(What the task asks):
Continue the list of the health law's Medicare provisions below, adding new entries in the same style after the final one on coordinated care.

(Study text):
--- START ---
Reduces drug costs by phasing out doughnut hole – Provides a $250 rebate in 2010 for seniors who fall in the doughnut hole.  Beginning in 2011 seniors will receive a 50% percent discount on their prescription drugs when they fall in the doughnut hole and by 2020 the doughnut hole will be completely eliminated.

 Covers Preventive Services – In 2011, seniors in Medicare will receive free annual check-ups.  In addition, the law eliminates co-payments or cost-sharing for mammograms, colonoscopies and other preventive screenings.
 Supports Early Retiree Coverage – Provides financial assistance to employer health plans that cover early retirees, bringing down health costs and premiums by as much as $1,200 per family, per year for some plans.
 Encourages Doctors to coordinate care and improve quality – Creates incentives for providers to work together to better serve patients and reduce wasteful care like repeated tests.
--- END ---
(Extracted material):
--- START ---
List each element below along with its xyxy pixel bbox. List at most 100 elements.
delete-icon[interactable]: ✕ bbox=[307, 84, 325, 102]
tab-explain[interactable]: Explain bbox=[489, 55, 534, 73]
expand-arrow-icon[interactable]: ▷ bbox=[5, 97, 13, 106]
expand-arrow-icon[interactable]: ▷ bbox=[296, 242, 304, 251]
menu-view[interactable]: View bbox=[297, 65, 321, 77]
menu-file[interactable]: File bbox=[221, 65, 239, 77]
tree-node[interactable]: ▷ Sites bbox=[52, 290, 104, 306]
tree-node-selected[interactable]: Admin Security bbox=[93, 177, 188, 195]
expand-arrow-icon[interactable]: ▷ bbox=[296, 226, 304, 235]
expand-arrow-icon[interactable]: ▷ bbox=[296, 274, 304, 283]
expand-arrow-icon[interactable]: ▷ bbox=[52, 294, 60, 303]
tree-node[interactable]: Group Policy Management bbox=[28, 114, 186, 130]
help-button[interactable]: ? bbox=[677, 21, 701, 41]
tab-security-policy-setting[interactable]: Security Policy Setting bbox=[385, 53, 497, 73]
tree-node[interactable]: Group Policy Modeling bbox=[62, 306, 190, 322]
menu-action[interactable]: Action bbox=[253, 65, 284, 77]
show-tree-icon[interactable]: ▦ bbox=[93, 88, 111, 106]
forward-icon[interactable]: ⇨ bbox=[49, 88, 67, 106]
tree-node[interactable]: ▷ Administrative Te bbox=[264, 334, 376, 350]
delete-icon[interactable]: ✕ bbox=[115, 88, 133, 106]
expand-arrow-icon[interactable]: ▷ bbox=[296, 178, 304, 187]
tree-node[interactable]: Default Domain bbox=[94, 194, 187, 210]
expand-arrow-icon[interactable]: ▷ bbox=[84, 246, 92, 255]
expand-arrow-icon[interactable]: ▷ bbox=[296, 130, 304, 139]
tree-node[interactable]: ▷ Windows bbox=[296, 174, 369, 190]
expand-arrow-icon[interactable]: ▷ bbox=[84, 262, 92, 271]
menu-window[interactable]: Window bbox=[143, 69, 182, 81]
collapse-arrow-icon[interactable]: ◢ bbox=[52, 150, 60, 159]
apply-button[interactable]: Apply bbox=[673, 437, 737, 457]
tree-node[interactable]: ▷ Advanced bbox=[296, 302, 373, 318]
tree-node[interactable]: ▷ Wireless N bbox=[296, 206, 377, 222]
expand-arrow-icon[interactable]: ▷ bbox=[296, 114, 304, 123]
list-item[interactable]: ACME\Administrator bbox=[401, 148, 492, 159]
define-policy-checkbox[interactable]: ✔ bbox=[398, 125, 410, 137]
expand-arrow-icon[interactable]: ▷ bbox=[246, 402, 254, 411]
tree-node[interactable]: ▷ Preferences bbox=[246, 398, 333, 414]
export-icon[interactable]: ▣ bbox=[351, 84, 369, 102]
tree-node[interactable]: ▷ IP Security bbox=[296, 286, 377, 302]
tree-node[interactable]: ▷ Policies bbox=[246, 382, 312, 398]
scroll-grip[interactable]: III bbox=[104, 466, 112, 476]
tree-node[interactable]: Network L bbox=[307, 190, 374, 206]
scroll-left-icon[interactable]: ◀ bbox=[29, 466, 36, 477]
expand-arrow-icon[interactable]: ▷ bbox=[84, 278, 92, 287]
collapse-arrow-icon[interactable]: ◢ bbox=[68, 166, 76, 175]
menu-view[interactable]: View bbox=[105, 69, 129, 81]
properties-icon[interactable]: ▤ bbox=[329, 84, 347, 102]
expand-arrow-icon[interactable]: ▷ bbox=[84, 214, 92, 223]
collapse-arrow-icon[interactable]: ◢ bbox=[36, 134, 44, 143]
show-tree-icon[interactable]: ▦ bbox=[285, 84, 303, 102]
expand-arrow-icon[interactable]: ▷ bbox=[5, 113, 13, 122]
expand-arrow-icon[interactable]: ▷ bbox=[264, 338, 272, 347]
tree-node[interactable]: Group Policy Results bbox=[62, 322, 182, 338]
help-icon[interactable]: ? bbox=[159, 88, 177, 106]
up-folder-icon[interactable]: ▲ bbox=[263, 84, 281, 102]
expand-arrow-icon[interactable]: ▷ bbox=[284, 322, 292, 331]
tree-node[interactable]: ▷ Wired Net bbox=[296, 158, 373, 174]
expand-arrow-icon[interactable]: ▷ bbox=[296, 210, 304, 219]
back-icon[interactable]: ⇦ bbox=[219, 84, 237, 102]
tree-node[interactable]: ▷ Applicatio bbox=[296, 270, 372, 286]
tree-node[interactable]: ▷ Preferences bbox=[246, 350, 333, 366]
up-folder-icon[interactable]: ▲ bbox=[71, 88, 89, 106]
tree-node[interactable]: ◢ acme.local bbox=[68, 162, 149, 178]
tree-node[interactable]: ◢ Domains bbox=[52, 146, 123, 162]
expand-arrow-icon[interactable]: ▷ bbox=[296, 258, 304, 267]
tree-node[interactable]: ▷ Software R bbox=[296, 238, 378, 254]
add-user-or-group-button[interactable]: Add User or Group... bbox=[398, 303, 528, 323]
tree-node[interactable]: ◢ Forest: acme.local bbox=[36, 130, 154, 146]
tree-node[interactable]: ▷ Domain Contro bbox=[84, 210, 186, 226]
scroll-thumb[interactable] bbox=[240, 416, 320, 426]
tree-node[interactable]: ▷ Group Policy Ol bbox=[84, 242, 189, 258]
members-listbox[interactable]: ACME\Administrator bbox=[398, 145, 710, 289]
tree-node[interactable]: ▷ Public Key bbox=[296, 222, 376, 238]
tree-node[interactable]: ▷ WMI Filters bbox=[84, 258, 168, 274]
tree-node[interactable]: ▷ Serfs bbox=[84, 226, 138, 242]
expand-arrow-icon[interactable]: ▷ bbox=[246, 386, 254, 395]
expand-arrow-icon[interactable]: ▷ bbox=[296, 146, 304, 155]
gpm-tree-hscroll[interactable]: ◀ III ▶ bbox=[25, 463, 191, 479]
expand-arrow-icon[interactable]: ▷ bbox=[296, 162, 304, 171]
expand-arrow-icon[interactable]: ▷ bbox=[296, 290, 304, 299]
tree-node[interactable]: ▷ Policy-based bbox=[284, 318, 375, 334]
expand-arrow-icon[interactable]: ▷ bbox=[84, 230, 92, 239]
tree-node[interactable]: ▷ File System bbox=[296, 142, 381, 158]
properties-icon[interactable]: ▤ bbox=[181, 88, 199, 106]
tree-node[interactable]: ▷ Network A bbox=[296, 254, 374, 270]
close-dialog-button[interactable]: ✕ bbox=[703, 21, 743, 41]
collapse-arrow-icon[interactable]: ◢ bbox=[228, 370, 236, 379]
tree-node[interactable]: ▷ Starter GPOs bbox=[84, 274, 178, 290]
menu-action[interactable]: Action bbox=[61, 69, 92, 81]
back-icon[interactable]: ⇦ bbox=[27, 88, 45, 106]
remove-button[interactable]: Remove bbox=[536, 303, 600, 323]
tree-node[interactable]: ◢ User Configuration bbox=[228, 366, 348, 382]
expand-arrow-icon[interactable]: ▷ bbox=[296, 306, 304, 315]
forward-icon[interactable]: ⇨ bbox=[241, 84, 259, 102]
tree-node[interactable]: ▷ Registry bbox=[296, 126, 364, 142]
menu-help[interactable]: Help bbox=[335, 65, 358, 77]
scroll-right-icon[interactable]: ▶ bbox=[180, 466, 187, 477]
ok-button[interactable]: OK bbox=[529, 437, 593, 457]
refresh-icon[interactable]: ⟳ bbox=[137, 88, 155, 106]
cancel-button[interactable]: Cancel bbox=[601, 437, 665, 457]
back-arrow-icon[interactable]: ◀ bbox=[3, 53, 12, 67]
--- END ---
(Result for this exercise):
Removes Obstacles to Changing Part D Plan – Allows Part D enrollees to make a mid-year change in their enrollment if their current plan unexpectedly makes a change that result in higher cost for a drug they take.   
 Significantly Lowers Cost for Struggling Seniors –Expands the Medicare Part D low-income subsidy, which will dramatically help struggling seniors afford their health care costs. 
 Enacts CLASS Act creating a new option for long-term assistance for seniors and the disabled – Creates a new, voluntary, self-insured insurance program to help families pay for the costs of long-term supports and services if a loved one develops a disability.  Also, creates new options for states to provide home and community based services in Medicaid, enabling more people with disabilities to access long-term services in the setting they choose.
Enacts the Elder Justice Act – Authorizes new criminal background checks on long-term care workers who have access to residents or patients and requires greater transparency of nursing homes, including public disclosure of the entities that own, govern, operate and profit from nursing homes.  The law also requires better information about the quality of nursing care and improves complaint process.
Brings Savings to Medicare - By eliminating wasteful overpayments to Medicare Advantage plans and by creating new incentives for coordinated, high quality care across the health care spectrum, the law extends the solvency of the Medicare Trust Fund by 9 years and improves Medicare for generations to come.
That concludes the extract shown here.